>>>>>

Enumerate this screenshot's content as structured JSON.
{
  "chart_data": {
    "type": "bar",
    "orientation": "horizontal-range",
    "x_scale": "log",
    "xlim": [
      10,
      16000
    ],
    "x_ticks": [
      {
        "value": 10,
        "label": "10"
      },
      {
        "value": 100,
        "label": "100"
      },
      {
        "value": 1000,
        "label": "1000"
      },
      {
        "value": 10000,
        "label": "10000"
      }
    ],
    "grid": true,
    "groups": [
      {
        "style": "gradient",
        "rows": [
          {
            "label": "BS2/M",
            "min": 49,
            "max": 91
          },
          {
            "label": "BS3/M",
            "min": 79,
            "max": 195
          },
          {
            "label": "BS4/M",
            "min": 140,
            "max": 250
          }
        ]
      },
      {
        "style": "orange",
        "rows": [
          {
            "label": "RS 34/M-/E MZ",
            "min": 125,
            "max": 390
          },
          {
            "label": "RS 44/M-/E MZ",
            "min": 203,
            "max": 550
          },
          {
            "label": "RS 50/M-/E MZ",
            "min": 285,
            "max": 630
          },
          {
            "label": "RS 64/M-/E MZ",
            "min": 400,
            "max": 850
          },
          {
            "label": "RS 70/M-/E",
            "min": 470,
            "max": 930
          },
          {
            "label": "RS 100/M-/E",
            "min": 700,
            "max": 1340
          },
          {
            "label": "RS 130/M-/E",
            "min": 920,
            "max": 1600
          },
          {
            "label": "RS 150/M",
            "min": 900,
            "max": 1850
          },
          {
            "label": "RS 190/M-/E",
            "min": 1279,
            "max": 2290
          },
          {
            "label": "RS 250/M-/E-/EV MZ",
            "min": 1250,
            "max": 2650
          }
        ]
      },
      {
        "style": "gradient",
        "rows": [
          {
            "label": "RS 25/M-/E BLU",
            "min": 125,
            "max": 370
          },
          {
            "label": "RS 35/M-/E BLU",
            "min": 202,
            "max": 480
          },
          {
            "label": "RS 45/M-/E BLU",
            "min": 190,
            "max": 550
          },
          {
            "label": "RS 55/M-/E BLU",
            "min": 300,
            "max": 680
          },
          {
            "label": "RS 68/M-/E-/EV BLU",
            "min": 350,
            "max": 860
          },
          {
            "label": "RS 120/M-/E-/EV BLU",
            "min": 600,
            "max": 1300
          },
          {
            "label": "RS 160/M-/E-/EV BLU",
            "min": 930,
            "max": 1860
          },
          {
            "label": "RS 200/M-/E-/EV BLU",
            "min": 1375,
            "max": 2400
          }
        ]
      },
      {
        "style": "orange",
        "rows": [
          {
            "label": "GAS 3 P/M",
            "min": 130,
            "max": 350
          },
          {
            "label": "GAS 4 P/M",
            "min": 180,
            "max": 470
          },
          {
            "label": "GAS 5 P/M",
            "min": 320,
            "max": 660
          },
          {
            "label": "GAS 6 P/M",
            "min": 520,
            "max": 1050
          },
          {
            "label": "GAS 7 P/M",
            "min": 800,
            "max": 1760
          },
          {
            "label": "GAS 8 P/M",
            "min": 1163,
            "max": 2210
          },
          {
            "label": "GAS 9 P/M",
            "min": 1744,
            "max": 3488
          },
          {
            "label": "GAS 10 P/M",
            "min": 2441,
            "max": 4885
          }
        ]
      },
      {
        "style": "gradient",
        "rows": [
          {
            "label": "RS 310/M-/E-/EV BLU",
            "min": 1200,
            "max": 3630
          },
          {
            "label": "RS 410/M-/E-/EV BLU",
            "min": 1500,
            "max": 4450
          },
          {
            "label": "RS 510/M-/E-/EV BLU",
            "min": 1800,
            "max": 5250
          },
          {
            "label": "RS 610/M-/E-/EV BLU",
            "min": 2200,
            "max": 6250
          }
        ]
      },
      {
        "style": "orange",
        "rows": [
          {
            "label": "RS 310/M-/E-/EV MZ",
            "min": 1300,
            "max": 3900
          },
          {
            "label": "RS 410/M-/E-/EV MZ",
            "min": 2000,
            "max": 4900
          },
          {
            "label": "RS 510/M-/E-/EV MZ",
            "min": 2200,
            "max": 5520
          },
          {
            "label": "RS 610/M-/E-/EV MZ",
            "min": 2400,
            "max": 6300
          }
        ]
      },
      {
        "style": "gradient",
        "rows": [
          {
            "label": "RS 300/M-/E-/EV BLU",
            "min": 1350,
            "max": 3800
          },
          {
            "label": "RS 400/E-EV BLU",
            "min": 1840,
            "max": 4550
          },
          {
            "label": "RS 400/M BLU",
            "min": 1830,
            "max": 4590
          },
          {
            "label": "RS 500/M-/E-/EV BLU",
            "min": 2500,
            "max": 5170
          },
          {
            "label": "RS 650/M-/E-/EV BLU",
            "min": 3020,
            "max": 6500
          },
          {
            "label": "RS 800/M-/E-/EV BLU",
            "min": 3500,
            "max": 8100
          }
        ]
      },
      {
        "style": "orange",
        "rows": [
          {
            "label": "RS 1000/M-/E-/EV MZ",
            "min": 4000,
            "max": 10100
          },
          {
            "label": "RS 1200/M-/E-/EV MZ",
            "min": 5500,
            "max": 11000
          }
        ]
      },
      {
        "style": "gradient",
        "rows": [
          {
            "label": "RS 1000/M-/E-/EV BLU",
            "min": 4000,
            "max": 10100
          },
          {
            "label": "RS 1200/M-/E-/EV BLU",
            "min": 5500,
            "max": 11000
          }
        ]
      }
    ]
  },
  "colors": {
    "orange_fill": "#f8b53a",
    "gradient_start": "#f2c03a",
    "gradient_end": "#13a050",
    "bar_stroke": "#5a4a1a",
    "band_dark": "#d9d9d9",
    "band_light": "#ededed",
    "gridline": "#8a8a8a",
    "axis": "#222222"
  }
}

<<<<<

Exercise task ▸
Retype all of the data shown above, word for word.

Complete response ▸
Enumerate this screenshot's content as structured JSON.
{
  "chart_data": {
    "type": "bar",
    "orientation": "horizontal-range",
    "x_scale": "log",
    "xlim": [
      10,
      16000
    ],
    "x_ticks": [
      {
        "value": 10,
        "label": "10"
      },
      {
        "value": 100,
        "label": "100"
      },
      {
        "value": 1000,
        "label": "1000"
      },
      {
        "value": 10000,
        "label": "10000"
      }
    ],
    "grid": true,
    "groups": [
      {
        "style": "gradient",
        "rows": [
          {
            "label": "BS2/M",
            "min": 49,
            "max": 91
          },
          {
            "label": "BS3/M",
            "min": 79,
            "max": 195
          },
          {
            "label": "BS4/M",
            "min": 140,
            "max": 250
          }
        ]
      },
      {
        "style": "orange",
        "rows": [
          {
            "label": "RS 34/M-/E MZ",
            "min": 125,
            "max": 390
          },
          {
            "label": "RS 44/M-/E MZ",
            "min": 203,
            "max": 550
          },
          {
            "label": "RS 50/M-/E MZ",
            "min": 285,
            "max": 630
          },
          {
            "label": "RS 64/M-/E MZ",
            "min": 400,
            "max": 850
          },
          {
            "label": "RS 70/M-/E",
            "min": 470,
            "max": 930
          },
          {
            "label": "RS 100/M-/E",
            "min": 700,
            "max": 1340
          },
          {
            "label": "RS 130/M-/E",
            "min": 920,
            "max": 1600
          },
          {
            "label": "RS 150/M",
            "min": 900,
            "max": 1850
          },
          {
            "label": "RS 190/M-/E",
            "min": 1279,
            "max": 2290
          },
          {
            "label": "RS 250/M-/E-/EV MZ",
            "min": 1250,
            "max": 2650
          }
        ]
      },
      {
        "style": "gradient",
        "rows": [
          {
            "label": "RS 25/M-/E BLU",
            "min": 125,
            "max": 370
          },
          {
            "label": "RS 35/M-/E BLU",
            "min": 202,
            "max": 480
          },
          {
            "label": "RS 45/M-/E BLU",
            "min": 190,
            "max": 550
          },
          {
            "label": "RS 55/M-/E BLU",
            "min": 300,
            "max": 680
          },
          {
            "label": "RS 68/M-/E-/EV BLU",
            "min": 350,
            "max": 860
          },
          {
            "label": "RS 120/M-/E-/EV BLU",
            "min": 600,
            "max": 1300
          },
          {
            "label": "RS 160/M-/E-/EV BLU",
            "min": 930,
            "max": 1860
          },
          {
            "label": "RS 200/M-/E-/EV BLU",
            "min": 1375,
            "max": 2400
          }
        ]
      },
      {
        "style": "orange",
        "rows": [
          {
            "label": "GAS 3 P/M",
            "min": 130,
            "max": 350
          },
          {
            "label": "GAS 4 P/M",
            "min": 180,
            "max": 470
          },
          {
            "label": "GAS 5 P/M",
            "min": 320,
            "max": 660
          },
          {
            "label": "GAS 6 P/M",
            "min": 520,
            "max": 1050
          },
          {
            "label": "GAS 7 P/M",
            "min": 800,
            "max": 1760
          },
          {
            "label": "GAS 8 P/M",
            "min": 1163,
            "max": 2210
          },
          {
            "label": "GAS 9 P/M",
            "min": 1744,
            "max": 3488
          },
          {
            "label": "GAS 10 P/M",
            "min": 2441,
            "max": 4885
          }
        ]
      },
      {
        "style": "gradient",
        "rows": [
          {
            "label": "RS 310/M-/E-/EV BLU",
            "min": 1200,
            "max": 3630
          },
          {
            "label": "RS 410/M-/E-/EV BLU",
            "min": 1500,
            "max": 4450
          },
          {
            "label": "RS 510/M-/E-/EV BLU",
            "min": 1800,
            "max": 5250
          },
          {
            "label": "RS 610/M-/E-/EV BLU",
            "min": 2200,
            "max": 6250
          }
        ]
      },
      {
        "style": "orange",
        "rows": [
          {
            "label": "RS 310/M-/E-/EV MZ",
            "min": 1300,
            "max": 3900
          },
          {
            "label": "RS 410/M-/E-/EV MZ",
            "min": 2000,
            "max": 4900
          },
          {
            "label": "RS 510/M-/E-/EV MZ",
            "min": 2200,
            "max": 5520
          },
          {
            "label": "RS 610/M-/E-/EV MZ",
            "min": 2400,
            "max": 6300
          }
        ]
      },
      {
        "style": "gradient",
        "rows": [
          {
            "label": "RS 300/M-/E-/EV BLU",
            "min": 1350,
            "max": 3800
          },
          {
            "label": "RS 400/E-EV BLU",
            "min": 1840,
            "max": 4550
          },
          {
            "label": "RS 400/M BLU",
            "min": 1830,
            "max": 4590
          },
          {
            "label": "RS 500/M-/E-/EV BLU",
            "min": 2500,
            "max": 5170
          },
          {
            "label": "RS 650/M-/E-/EV BLU",
            "min": 3020,
            "max": 6500
          },
          {
            "label": "RS 800/M-/E-/EV BLU",
            "min": 3500,
            "max": 8100
          }
        ]
      },
      {
        "style": "orange",
        "rows": [
          {
            "label": "RS 1000/M-/E-/EV MZ",
            "min": 4000,
            "max": 10100
          },
          {
            "label": "RS 1200/M-/E-/EV MZ",
            "min": 5500,
            "max": 11000
          }
        ]
      },
      {
        "style": "gradient",
        "rows": [
          {
            "label": "RS 1000/M-/E-/EV BLU",
            "min": 4000,
            "max": 10100
          },
          {
            "label": "RS 1200/M-/E-/EV BLU",
            "min": 5500,
            "max": 11000
          }
        ]
      }
    ]
  },
  "colors": {
    "orange_fill": "#f8b53a",
    "gradient_start": "#f2c03a",
    "gradient_end": "#13a050",
    "bar_stroke": "#5a4a1a",
    "band_dark": "#d9d9d9",
    "band_light": "#ededed",
    "gridline": "#8a8a8a",
    "axis": "#222222"
  }
}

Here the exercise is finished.